Show all lines that include the string "structured"; copy each one.

--------

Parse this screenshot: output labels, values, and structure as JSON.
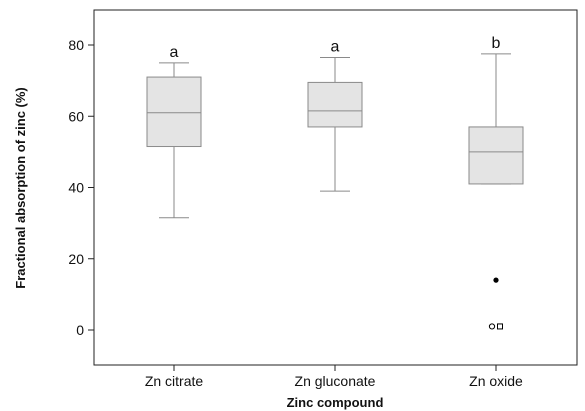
{
  "chart_data": {
    "type": "box",
    "title": "",
    "xlabel": "Zinc compound",
    "ylabel": "Fractional absorption of zinc (%)",
    "ylim": [
      -9,
      96
    ],
    "yticks": [
      0,
      20,
      40,
      60,
      80
    ],
    "grid": false,
    "categories": [
      "Zn citrate",
      "Zn gluconate",
      "Zn oxide"
    ],
    "boxes": [
      {
        "category": "Zn citrate",
        "whisker_low": 31.5,
        "q1": 51.5,
        "median": 61,
        "q3": 71,
        "whisker_high": 75,
        "letter": "a",
        "outliers": []
      },
      {
        "category": "Zn gluconate",
        "whisker_low": 39,
        "q1": 57,
        "median": 61.5,
        "q3": 69.5,
        "whisker_high": 76.5,
        "letter": "a",
        "outliers": []
      },
      {
        "category": "Zn oxide",
        "whisker_low": 41,
        "q1": 41,
        "median": 50,
        "q3": 57,
        "whisker_high": 77.5,
        "letter": "b",
        "outliers": [
          {
            "value": 14,
            "marker": "filled-circle"
          },
          {
            "value": 1,
            "marker": "open-circle",
            "offset": -1
          },
          {
            "value": 1,
            "marker": "open-square",
            "offset": 1
          }
        ]
      }
    ],
    "colors": {
      "box_fill": "#e4e4e4",
      "box_stroke": "#8a8a8a",
      "frame": "#222222",
      "median": "#8a8a8a"
    }
  }
}
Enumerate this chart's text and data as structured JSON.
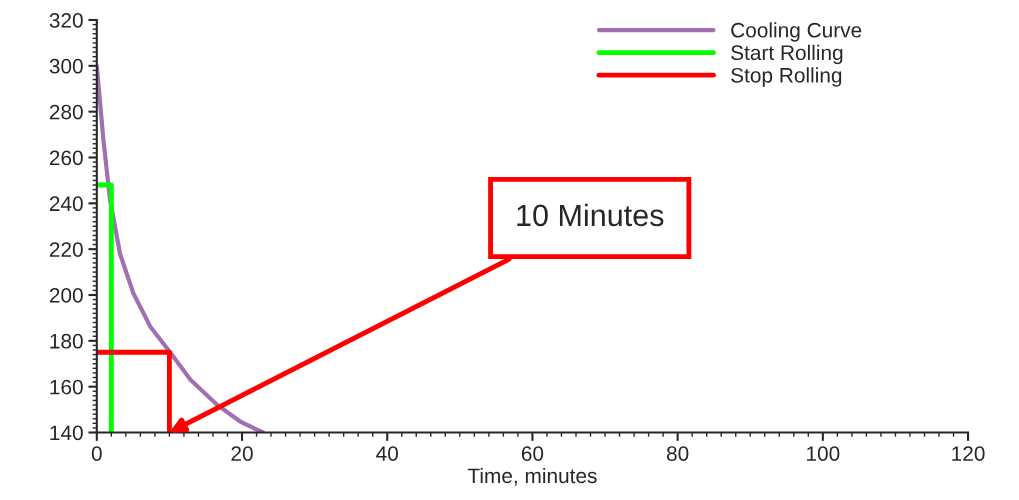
{
  "chart_data": {
    "type": "line",
    "xlabel": "Time, minutes",
    "series": [
      {
        "name": "Cooling Curve",
        "color": "#a070b0",
        "x": [
          0,
          0.9,
          1.8,
          3.2,
          5,
          7.4,
          10.1,
          12.9,
          16.6,
          19.9,
          22.9
        ],
        "values": [
          300,
          268,
          242,
          218,
          201,
          186,
          175,
          163,
          152,
          144.5,
          140
        ]
      },
      {
        "name": "Start Rolling",
        "color": "#00ff00",
        "x": [
          0,
          2,
          2
        ],
        "values": [
          248,
          248,
          140
        ]
      },
      {
        "name": "Stop Rolling",
        "color": "#ff0000",
        "x": [
          0,
          10,
          10
        ],
        "values": [
          175,
          175,
          140
        ]
      }
    ],
    "annotations": [
      {
        "text": "10 Minutes",
        "x": 10,
        "y": 140
      }
    ],
    "xlim": [
      0,
      120
    ],
    "xticks": [
      0,
      20,
      40,
      60,
      80,
      100,
      120
    ],
    "ylim": [
      140,
      320
    ],
    "yticks": [
      140,
      160,
      180,
      200,
      220,
      240,
      260,
      280,
      300,
      320
    ],
    "grid": false,
    "legend": "top right",
    "marker": "none",
    "line_style": "solid"
  }
}
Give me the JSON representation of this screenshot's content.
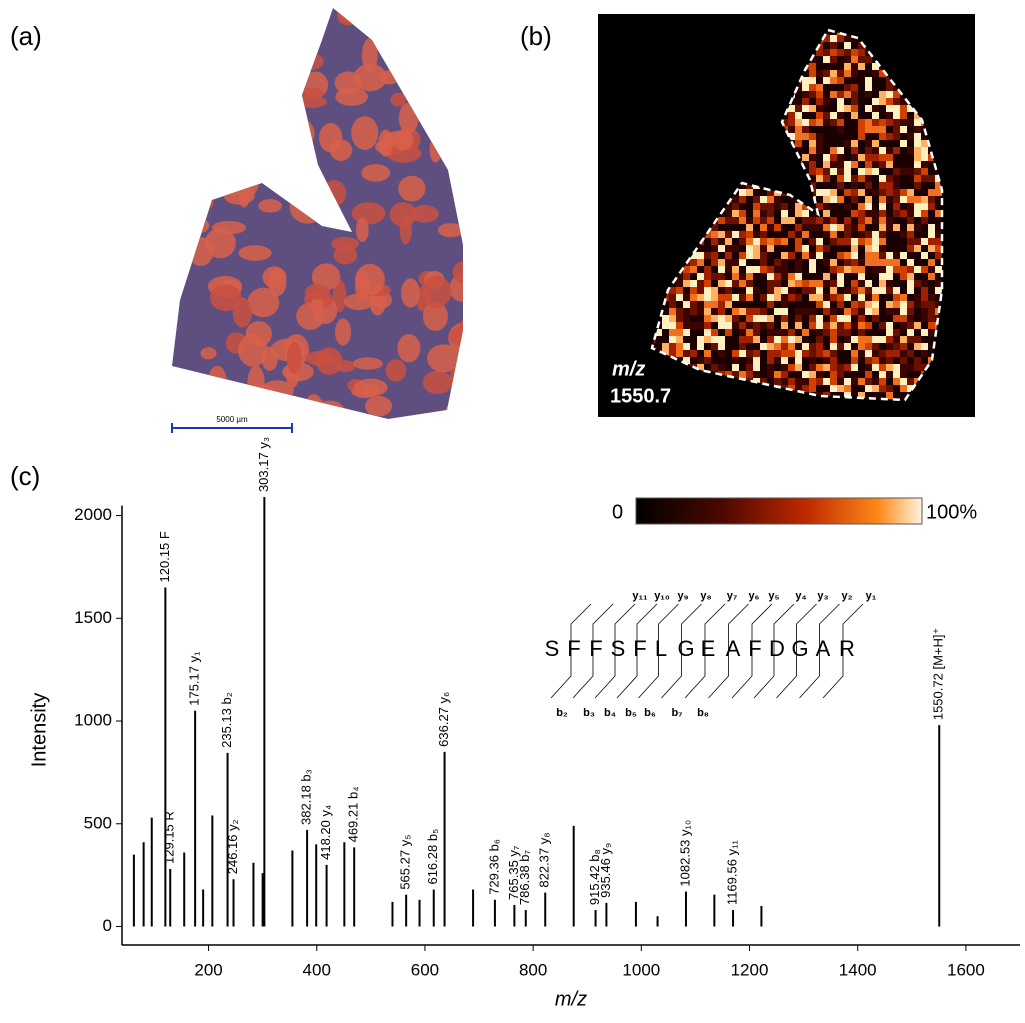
{
  "panels": {
    "a": "(a)",
    "b": "(b)",
    "c": "(c)"
  },
  "scale_bar": "5000 µm",
  "ion_image": {
    "mz_label": "m/z",
    "mz_value": "1550.7"
  },
  "colorbar": {
    "min_label": "0",
    "max_label": "100%"
  },
  "fragments": {
    "sequence": [
      "S",
      "F",
      "F",
      "S",
      "F",
      "L",
      "G",
      "E",
      "A",
      "F",
      "D",
      "G",
      "A",
      "R"
    ],
    "y_ions": [
      "y₁₁",
      "y₁₀",
      "y₉",
      "y₈",
      "y₇",
      "y₆",
      "y₅",
      "y₄",
      "y₃",
      "y₂",
      "y₁"
    ],
    "b_ions": [
      "b₂",
      "b₃",
      "b₄",
      "b₅",
      "b₆",
      "b₇",
      "b₈"
    ]
  },
  "chart_data": {
    "type": "stick",
    "x_label": "m/z",
    "y_label": "Intensity",
    "xlim": [
      40,
      1700
    ],
    "xticks": [
      200,
      400,
      600,
      800,
      1000,
      1200,
      1400,
      1600
    ],
    "ylim": [
      -90,
      2100
    ],
    "yticks": [
      0,
      500,
      1000,
      1500,
      2000
    ],
    "color": "#000000",
    "x": [
      62,
      80,
      95,
      120.15,
      129.15,
      155,
      175.17,
      190,
      207,
      235.13,
      246.16,
      283,
      300,
      303.17,
      355,
      382.18,
      399,
      418.2,
      451,
      469.21,
      540,
      565.27,
      590,
      616.28,
      636.27,
      689,
      729.36,
      765.35,
      786.38,
      822.37,
      875,
      915.42,
      935.46,
      990,
      1030,
      1082.53,
      1135,
      1169.56,
      1222,
      1550.72
    ],
    "values": [
      350,
      410,
      530,
      1650,
      280,
      360,
      1050,
      180,
      540,
      845,
      230,
      310,
      260,
      2090,
      370,
      470,
      400,
      300,
      410,
      385,
      120,
      155,
      130,
      180,
      850,
      180,
      130,
      105,
      80,
      165,
      490,
      80,
      115,
      120,
      50,
      170,
      155,
      80,
      100,
      980
    ],
    "peak_labels": [
      null,
      null,
      null,
      "120.15 F",
      "129.15 R",
      null,
      "175.17 y₁",
      null,
      null,
      "235.13 b₂",
      "246.16 y₂",
      null,
      null,
      "303.17 y₃",
      null,
      "382.18 b₃",
      null,
      "418.20 y₄",
      null,
      "469.21 b₄",
      null,
      "565.27 y₅",
      null,
      "616.28 b₅",
      "636.27 y₆",
      null,
      "729.36 b₆",
      "765.35 y₇",
      "786.38 b₇",
      "822.37 y₈",
      null,
      "915.42 b₈",
      "935.46 y₉",
      null,
      null,
      "1082.53 y₁₀",
      null,
      "1169.56 y₁₁",
      null,
      "1550.72 [M+H]⁺"
    ]
  }
}
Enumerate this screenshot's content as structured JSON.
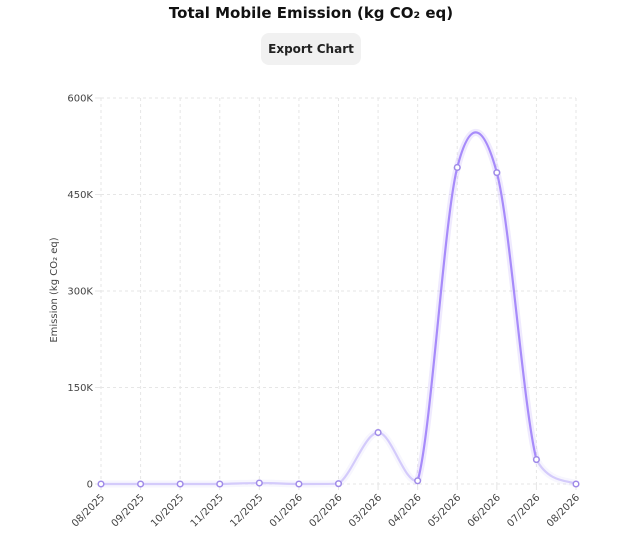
{
  "header": {
    "title": "Total Mobile Emission (kg CO₂ eq)",
    "export_label": "Export Chart"
  },
  "chart_data": {
    "type": "line",
    "title": "Total Mobile Emission (kg CO₂ eq)",
    "xlabel": "",
    "ylabel": "Emission (kg CO₂ eq)",
    "categories": [
      "08/2025",
      "09/2025",
      "10/2025",
      "11/2025",
      "12/2025",
      "01/2026",
      "02/2026",
      "03/2026",
      "04/2026",
      "05/2026",
      "06/2026",
      "07/2026",
      "08/2026"
    ],
    "series": [
      {
        "values": [
          0,
          0,
          0,
          0,
          1500,
          0,
          500,
          80000,
          5000,
          492000,
          484000,
          38000,
          0
        ]
      }
    ],
    "ylim": [
      0,
      600000
    ],
    "yticks": [
      0,
      150000,
      300000,
      450000,
      600000
    ],
    "ytick_labels": [
      "0",
      "150K",
      "300K",
      "450K",
      "600K"
    ],
    "grid": true,
    "line_color": "#a78bfa",
    "line_color_light": "#d4cbfb"
  }
}
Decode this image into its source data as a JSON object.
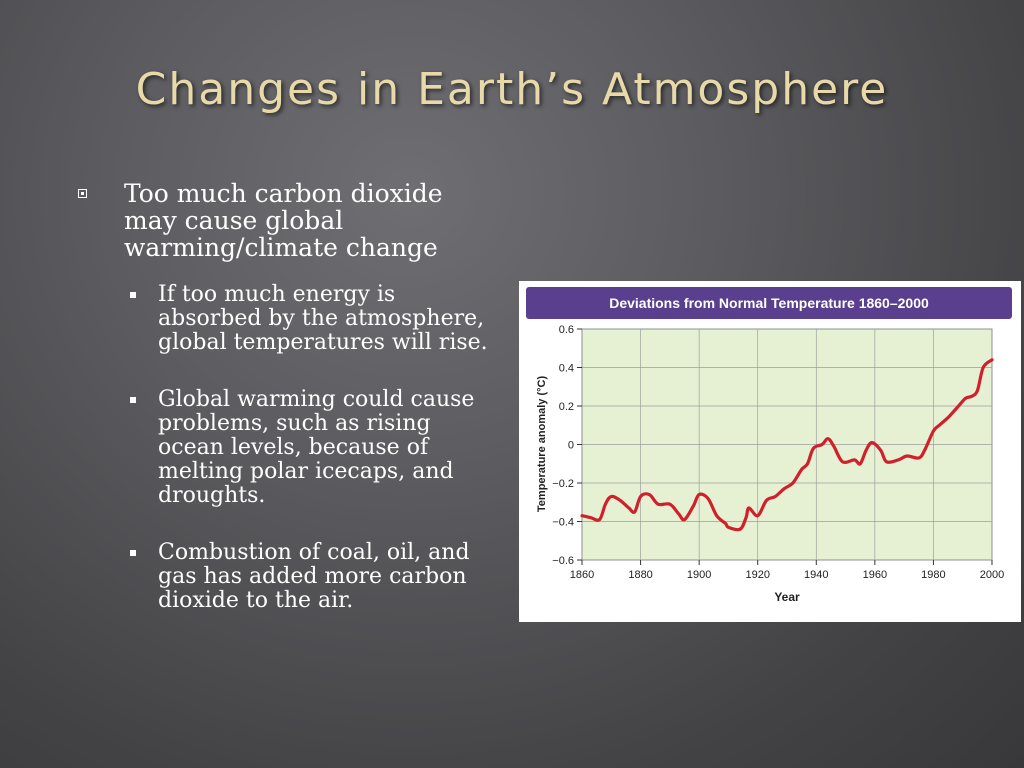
{
  "slide": {
    "title": "Changes in Earth’s Atmosphere"
  },
  "bullets": {
    "main": "Too much carbon dioxide may cause global warming/climate change",
    "sub": [
      "If too much energy is absorbed by the atmosphere, global temperatures will rise.",
      "Global warming could cause problems, such as rising ocean levels, because of melting polar icecaps, and droughts.",
      "Combustion of coal, oil, and gas has added more carbon dioxide to the air."
    ]
  },
  "chart_data": {
    "type": "line",
    "title": "Deviations from Normal Temperature 1860–2000",
    "xlabel": "Year",
    "ylabel": "Temperature anomaly (°C)",
    "xlim": [
      1860,
      2000
    ],
    "ylim": [
      -0.6,
      0.6
    ],
    "xticks": [
      "1860",
      "1880",
      "1900",
      "1920",
      "1940",
      "1960",
      "1980",
      "2000"
    ],
    "yticks": [
      "0.6",
      "0.4",
      "0.2",
      "0",
      "−0.2",
      "−0.4",
      "−0.6"
    ],
    "grid": true,
    "colors": {
      "line": "#d0202c",
      "plot_bg": "#e6f1d3",
      "title_bar": "#5a3f8e",
      "grid": "#9e9e9e"
    },
    "x": [
      1860,
      1863,
      1866,
      1868,
      1870,
      1873,
      1876,
      1878,
      1880,
      1883,
      1886,
      1890,
      1893,
      1895,
      1898,
      1900,
      1903,
      1906,
      1909,
      1910,
      1914,
      1916,
      1917,
      1920,
      1923,
      1926,
      1929,
      1932,
      1935,
      1937,
      1939,
      1942,
      1944,
      1946,
      1949,
      1953,
      1955,
      1957,
      1959,
      1962,
      1964,
      1968,
      1971,
      1975,
      1977,
      1980,
      1982,
      1985,
      1988,
      1991,
      1993,
      1995,
      1997,
      2000
    ],
    "y": [
      -0.37,
      -0.38,
      -0.39,
      -0.31,
      -0.27,
      -0.29,
      -0.33,
      -0.35,
      -0.27,
      -0.26,
      -0.31,
      -0.31,
      -0.36,
      -0.39,
      -0.32,
      -0.26,
      -0.28,
      -0.37,
      -0.41,
      -0.43,
      -0.44,
      -0.38,
      -0.33,
      -0.37,
      -0.29,
      -0.27,
      -0.23,
      -0.2,
      -0.13,
      -0.1,
      -0.02,
      0.0,
      0.03,
      -0.01,
      -0.09,
      -0.08,
      -0.1,
      -0.03,
      0.01,
      -0.03,
      -0.09,
      -0.08,
      -0.06,
      -0.07,
      -0.03,
      0.07,
      0.1,
      0.14,
      0.19,
      0.24,
      0.25,
      0.28,
      0.4,
      0.44
    ]
  }
}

--------

- [Solution]:
Enumerate this chart's text and data as structured JSON.
Enumerate this screenshot's content as structured JSON.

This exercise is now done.